* Written request
Scan the data. Collect each line that contains the word "وهذا".

* Data supplied
........

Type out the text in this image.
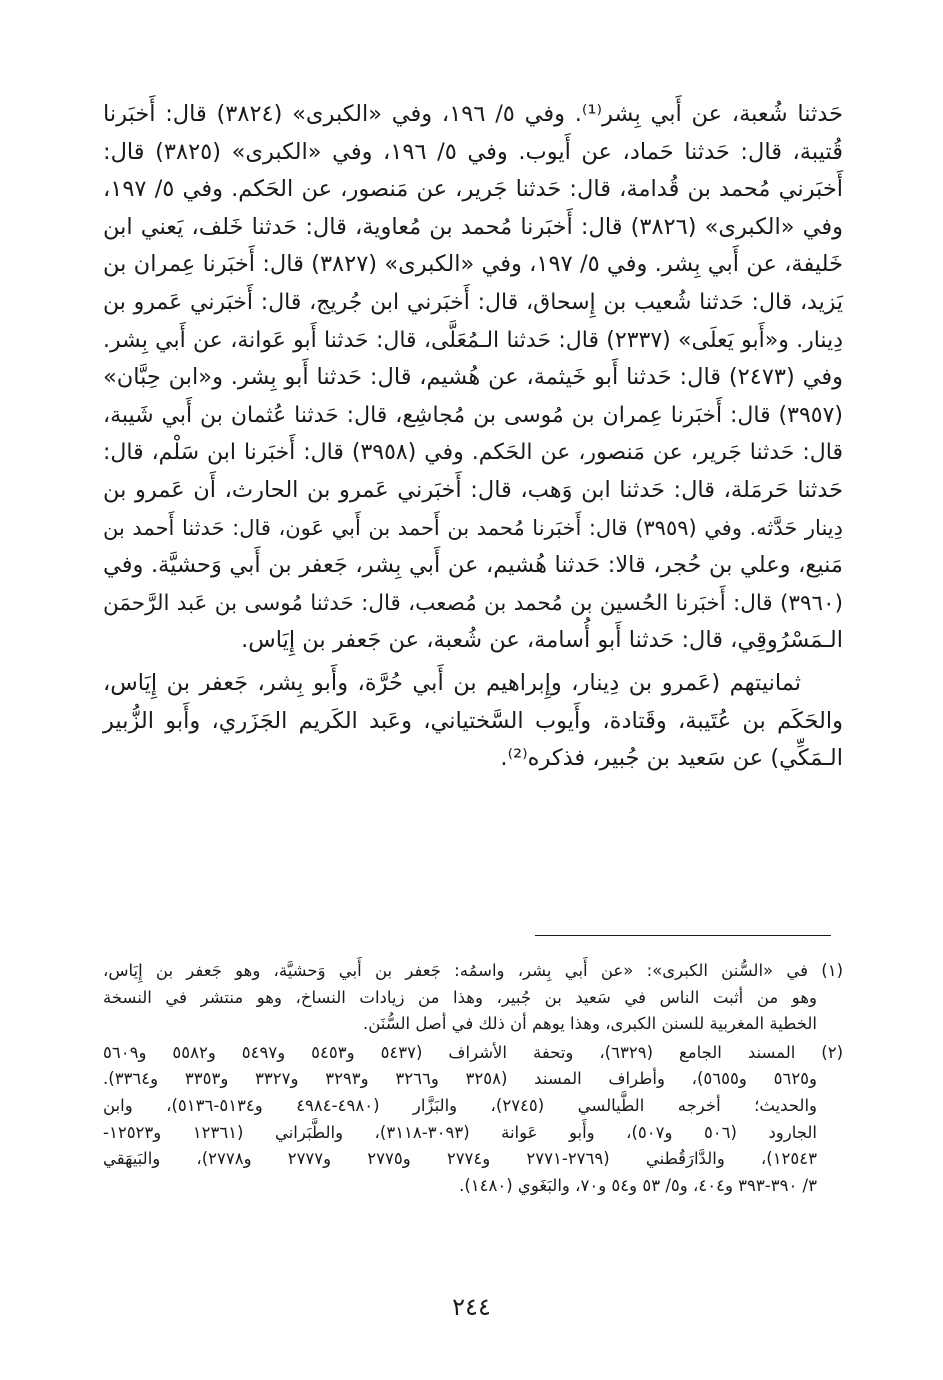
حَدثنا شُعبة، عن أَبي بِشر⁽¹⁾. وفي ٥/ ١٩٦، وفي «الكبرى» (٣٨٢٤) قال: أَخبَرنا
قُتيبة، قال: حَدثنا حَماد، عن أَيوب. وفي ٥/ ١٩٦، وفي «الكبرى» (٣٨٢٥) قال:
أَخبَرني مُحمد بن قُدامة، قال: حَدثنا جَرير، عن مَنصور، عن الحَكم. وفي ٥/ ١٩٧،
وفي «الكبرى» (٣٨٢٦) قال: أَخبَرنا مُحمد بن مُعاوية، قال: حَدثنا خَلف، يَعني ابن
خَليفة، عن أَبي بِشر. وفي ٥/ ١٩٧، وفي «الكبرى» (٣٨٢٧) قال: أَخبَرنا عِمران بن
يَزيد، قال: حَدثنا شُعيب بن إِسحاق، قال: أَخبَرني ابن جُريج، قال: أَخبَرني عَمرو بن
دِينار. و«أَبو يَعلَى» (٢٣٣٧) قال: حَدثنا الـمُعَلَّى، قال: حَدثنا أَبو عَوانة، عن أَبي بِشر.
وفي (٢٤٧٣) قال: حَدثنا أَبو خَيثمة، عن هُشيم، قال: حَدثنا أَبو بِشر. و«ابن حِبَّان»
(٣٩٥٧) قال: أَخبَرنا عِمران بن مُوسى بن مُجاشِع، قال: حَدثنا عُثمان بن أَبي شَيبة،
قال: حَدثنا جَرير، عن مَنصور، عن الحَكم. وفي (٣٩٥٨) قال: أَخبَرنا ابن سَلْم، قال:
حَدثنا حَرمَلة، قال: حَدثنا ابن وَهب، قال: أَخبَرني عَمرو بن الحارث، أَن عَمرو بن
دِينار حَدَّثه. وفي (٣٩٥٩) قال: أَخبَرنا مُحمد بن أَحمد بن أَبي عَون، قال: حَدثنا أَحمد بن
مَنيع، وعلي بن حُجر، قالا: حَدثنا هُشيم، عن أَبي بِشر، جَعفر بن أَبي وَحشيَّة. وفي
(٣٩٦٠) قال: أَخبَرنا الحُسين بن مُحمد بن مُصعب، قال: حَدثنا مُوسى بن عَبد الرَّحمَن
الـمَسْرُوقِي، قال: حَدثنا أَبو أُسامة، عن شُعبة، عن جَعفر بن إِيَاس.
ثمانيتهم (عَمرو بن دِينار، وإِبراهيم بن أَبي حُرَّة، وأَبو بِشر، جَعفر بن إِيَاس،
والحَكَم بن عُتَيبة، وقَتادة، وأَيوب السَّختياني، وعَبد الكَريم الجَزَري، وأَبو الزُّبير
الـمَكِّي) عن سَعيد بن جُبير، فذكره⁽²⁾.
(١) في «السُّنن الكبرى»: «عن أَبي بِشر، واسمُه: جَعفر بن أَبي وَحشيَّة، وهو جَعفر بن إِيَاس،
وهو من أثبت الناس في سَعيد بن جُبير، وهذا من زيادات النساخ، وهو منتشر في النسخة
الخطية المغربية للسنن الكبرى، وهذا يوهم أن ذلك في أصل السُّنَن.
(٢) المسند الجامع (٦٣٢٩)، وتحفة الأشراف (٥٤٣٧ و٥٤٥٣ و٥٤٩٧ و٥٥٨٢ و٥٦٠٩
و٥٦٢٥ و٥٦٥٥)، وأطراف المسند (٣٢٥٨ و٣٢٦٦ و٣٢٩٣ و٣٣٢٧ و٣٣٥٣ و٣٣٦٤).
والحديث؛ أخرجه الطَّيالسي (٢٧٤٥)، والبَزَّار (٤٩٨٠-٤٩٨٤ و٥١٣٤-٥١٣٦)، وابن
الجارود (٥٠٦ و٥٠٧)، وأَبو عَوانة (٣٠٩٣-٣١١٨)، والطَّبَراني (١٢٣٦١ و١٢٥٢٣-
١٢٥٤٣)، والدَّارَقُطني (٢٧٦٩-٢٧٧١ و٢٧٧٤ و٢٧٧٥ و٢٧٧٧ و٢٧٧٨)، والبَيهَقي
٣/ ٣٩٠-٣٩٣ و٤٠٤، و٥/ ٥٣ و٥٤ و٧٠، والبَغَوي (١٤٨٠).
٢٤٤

........

* Solved problem
وهو من أثبت الناس في سَعيد بن جُبير، وهذا من زيادات النساخ، وهو منتشر في النسخة
الخطية المغربية للسنن الكبرى، وهذا يوهم أن ذلك في أصل السُّنَن.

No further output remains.